All lines below must be repeated exactly, with the pictures omitted.

--------------------------------------------------

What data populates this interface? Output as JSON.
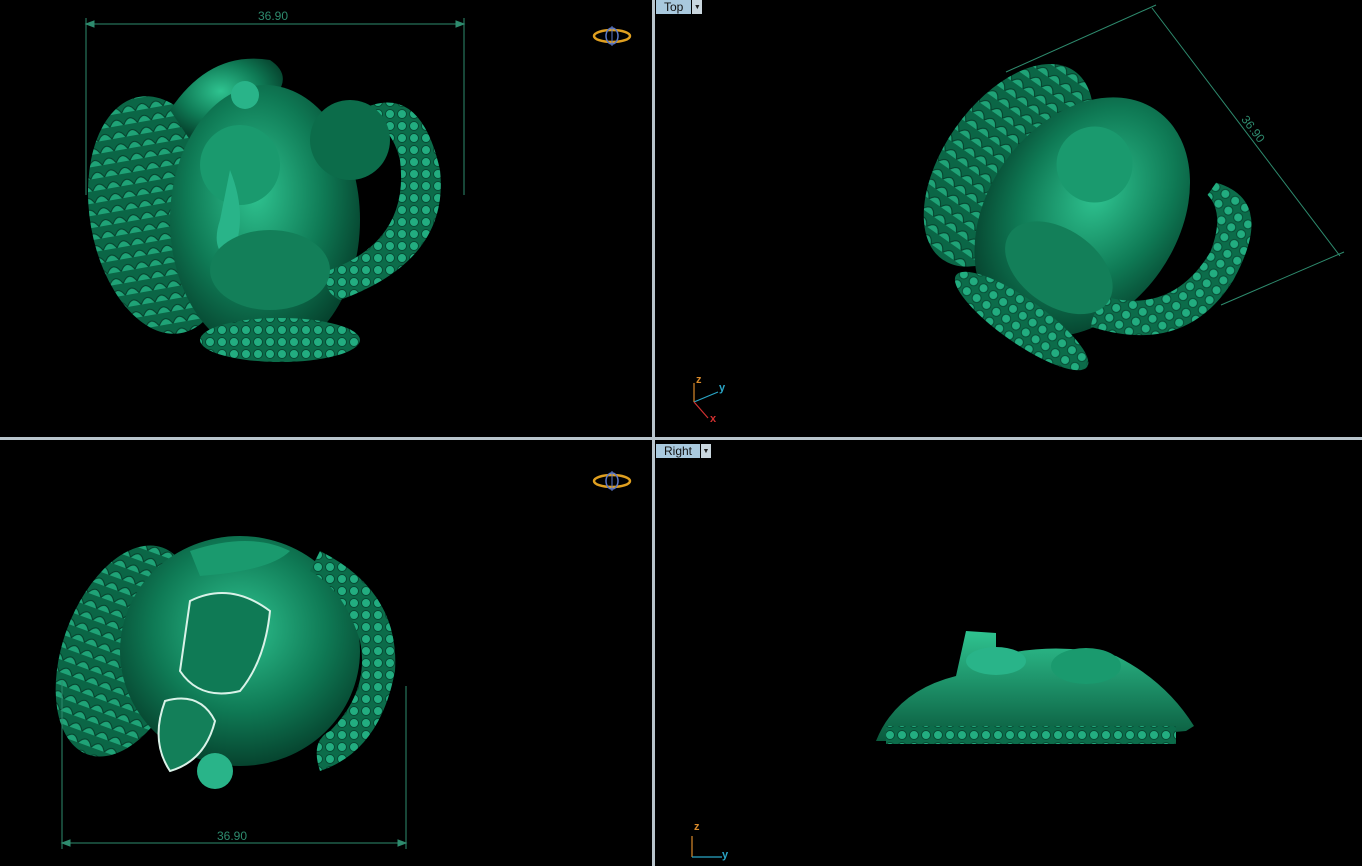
{
  "viewports": {
    "top_left": {
      "dimension": "36.90"
    },
    "top_right": {
      "label": "Top",
      "dimension": "36.90",
      "axes": {
        "z": "z",
        "y": "y",
        "x": "x"
      }
    },
    "bottom_left": {
      "dimension": "36.90"
    },
    "bottom_right": {
      "label": "Right",
      "axes": {
        "z": "z",
        "y": "y"
      }
    }
  },
  "colors": {
    "model": "#0f7a55",
    "model_highlight": "#29b489",
    "dimension": "#2e8b6e",
    "tab_bg": "#a9c9de",
    "divider": "#b8c4cc",
    "axis_x": "#d03030",
    "axis_y": "#2aa6c7",
    "axis_z": "#d98a2a"
  },
  "icons": {
    "gizmo": "rotation-gizmo-icon",
    "dropdown": "chevron-down-icon"
  }
}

--------------------------------------------------

Task result
What data populates this interface? Output as JSON.
{
  "viewports": {
    "top_left": {
      "dimension": "36.90"
    },
    "top_right": {
      "label": "Top",
      "dimension": "36.90",
      "axes": {
        "z": "z",
        "y": "y",
        "x": "x"
      }
    },
    "bottom_left": {
      "dimension": "36.90"
    },
    "bottom_right": {
      "label": "Right",
      "axes": {
        "z": "z",
        "y": "y"
      }
    }
  },
  "colors": {
    "model": "#0f7a55",
    "model_highlight": "#29b489",
    "dimension": "#2e8b6e",
    "tab_bg": "#a9c9de",
    "divider": "#b8c4cc",
    "axis_x": "#d03030",
    "axis_y": "#2aa6c7",
    "axis_z": "#d98a2a"
  },
  "icons": {
    "gizmo": "rotation-gizmo-icon",
    "dropdown": "chevron-down-icon"
  }
}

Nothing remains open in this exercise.